(Structured figure records)
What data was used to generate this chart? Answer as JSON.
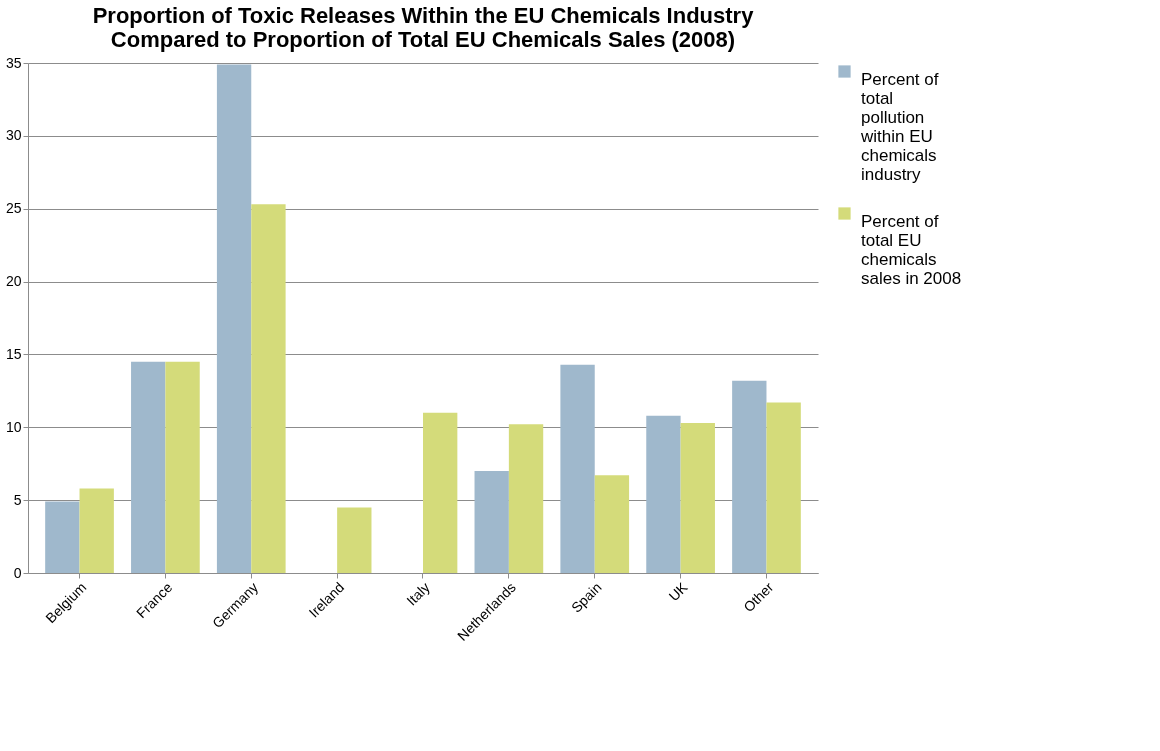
{
  "chart_data": {
    "type": "bar",
    "title": "Proportion of Toxic Releases Within the EU Chemicals Industry Compared to Proportion of Total EU Chemicals Sales (2008)",
    "categories": [
      "Belgium",
      "France",
      "Germany",
      "Ireland",
      "Italy",
      "Netherlands",
      "Spain",
      "UK",
      "Other"
    ],
    "series": [
      {
        "name": "Percent of total pollution within EU chemicals industry",
        "color": "#9fb8cc",
        "values": [
          4.9,
          14.5,
          34.9,
          0,
          0,
          7.0,
          14.3,
          10.8,
          13.2
        ]
      },
      {
        "name": "Percent of total EU chemicals sales in 2008",
        "color": "#d4db7a",
        "values": [
          5.8,
          14.5,
          25.3,
          4.5,
          11.0,
          10.2,
          6.7,
          10.3,
          11.7
        ]
      }
    ],
    "ylim": [
      0,
      35
    ],
    "yticks": [
      0,
      5,
      10,
      15,
      20,
      25,
      30,
      35
    ],
    "grid": "y",
    "legend": "right"
  }
}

THE TASK: Repeat each entry above word for word, leaving every picture out.

THE SOLUTION:
What data was used to generate this chart? Answer as JSON.
{
  "chart_data": {
    "type": "bar",
    "title": "Proportion of Toxic Releases Within the EU Chemicals Industry Compared to Proportion of Total EU Chemicals Sales (2008)",
    "categories": [
      "Belgium",
      "France",
      "Germany",
      "Ireland",
      "Italy",
      "Netherlands",
      "Spain",
      "UK",
      "Other"
    ],
    "series": [
      {
        "name": "Percent of total pollution within EU chemicals industry",
        "color": "#9fb8cc",
        "values": [
          4.9,
          14.5,
          34.9,
          0,
          0,
          7.0,
          14.3,
          10.8,
          13.2
        ]
      },
      {
        "name": "Percent of total EU chemicals sales in 2008",
        "color": "#d4db7a",
        "values": [
          5.8,
          14.5,
          25.3,
          4.5,
          11.0,
          10.2,
          6.7,
          10.3,
          11.7
        ]
      }
    ],
    "ylim": [
      0,
      35
    ],
    "yticks": [
      0,
      5,
      10,
      15,
      20,
      25,
      30,
      35
    ],
    "grid": "y",
    "legend": "right"
  }
}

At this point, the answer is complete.